Dataset items

************

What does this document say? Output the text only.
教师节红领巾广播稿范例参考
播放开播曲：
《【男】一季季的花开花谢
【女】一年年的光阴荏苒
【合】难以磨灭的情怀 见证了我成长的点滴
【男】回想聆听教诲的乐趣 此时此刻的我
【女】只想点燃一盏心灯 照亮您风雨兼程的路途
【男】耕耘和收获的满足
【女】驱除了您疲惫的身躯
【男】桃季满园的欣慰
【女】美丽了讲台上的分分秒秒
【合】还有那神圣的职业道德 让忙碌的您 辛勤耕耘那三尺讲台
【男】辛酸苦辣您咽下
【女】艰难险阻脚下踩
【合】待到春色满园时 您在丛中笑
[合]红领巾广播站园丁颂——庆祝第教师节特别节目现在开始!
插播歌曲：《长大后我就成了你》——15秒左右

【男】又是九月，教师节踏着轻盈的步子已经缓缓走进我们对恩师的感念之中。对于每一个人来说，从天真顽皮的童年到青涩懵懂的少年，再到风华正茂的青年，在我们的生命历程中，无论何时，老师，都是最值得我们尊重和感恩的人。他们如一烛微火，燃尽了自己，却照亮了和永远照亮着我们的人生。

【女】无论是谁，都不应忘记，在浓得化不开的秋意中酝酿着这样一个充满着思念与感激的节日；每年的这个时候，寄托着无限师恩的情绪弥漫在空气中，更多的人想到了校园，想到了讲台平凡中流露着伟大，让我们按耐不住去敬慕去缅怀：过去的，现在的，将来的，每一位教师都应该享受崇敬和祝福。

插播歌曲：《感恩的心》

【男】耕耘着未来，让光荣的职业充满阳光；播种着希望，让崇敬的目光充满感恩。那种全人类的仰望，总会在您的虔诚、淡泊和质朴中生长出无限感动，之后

************

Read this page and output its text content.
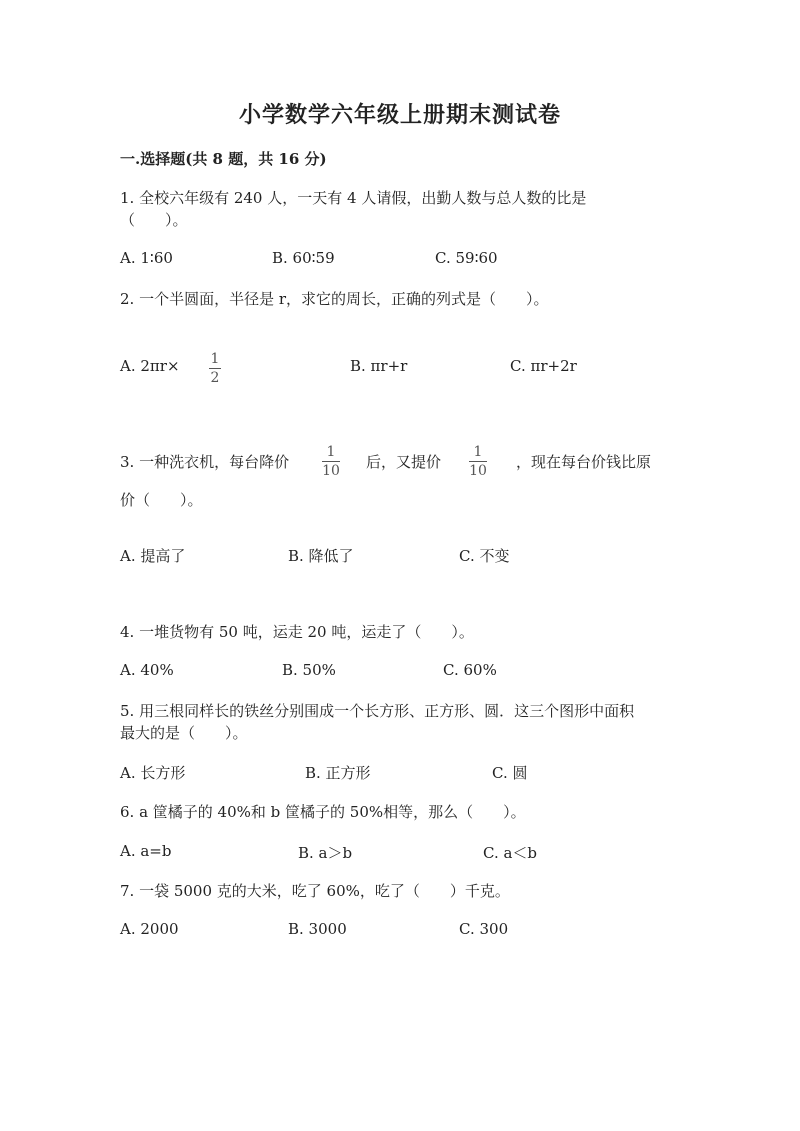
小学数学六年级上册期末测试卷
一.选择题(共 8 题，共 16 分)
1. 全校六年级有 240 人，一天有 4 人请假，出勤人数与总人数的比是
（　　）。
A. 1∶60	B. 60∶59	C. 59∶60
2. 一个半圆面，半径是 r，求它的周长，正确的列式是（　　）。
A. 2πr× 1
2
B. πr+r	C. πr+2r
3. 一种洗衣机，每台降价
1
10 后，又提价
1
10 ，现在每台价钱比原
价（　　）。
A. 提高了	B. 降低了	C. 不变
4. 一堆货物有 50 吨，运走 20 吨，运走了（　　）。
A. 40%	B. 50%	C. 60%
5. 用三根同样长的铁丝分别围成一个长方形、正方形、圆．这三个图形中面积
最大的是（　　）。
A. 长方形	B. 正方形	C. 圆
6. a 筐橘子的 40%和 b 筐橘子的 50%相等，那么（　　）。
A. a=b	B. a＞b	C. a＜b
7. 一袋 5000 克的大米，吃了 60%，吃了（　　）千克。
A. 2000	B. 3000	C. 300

************

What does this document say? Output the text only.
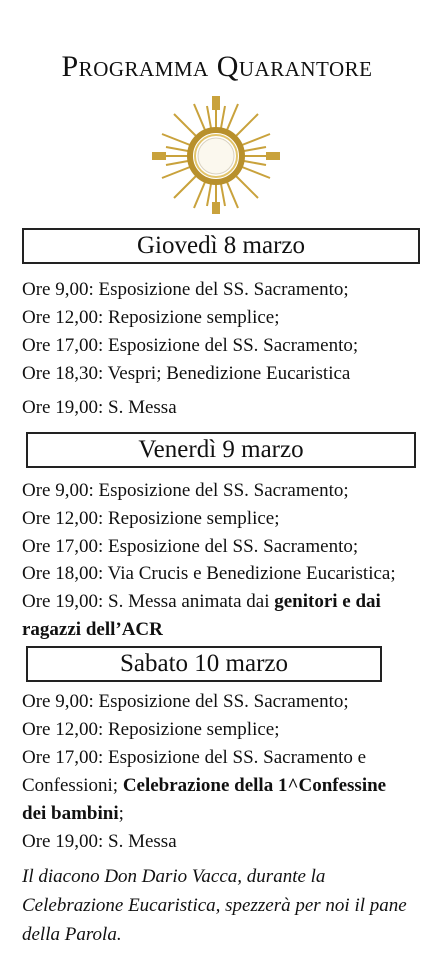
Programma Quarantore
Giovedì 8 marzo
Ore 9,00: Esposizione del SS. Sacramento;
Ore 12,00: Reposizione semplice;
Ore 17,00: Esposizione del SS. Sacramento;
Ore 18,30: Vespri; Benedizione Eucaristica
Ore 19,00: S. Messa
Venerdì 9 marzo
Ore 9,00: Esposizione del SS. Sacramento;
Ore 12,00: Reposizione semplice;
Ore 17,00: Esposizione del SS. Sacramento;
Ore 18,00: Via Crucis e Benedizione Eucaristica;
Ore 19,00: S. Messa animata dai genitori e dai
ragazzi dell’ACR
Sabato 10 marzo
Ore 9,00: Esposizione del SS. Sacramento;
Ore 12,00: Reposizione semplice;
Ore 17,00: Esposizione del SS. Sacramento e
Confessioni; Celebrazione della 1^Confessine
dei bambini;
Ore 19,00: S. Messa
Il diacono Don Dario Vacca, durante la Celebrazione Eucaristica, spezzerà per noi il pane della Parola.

************

- _What is expected_: Reply with one number only: the count of lines in the entries that contain "Celebrazione".

- _Full answer_: 2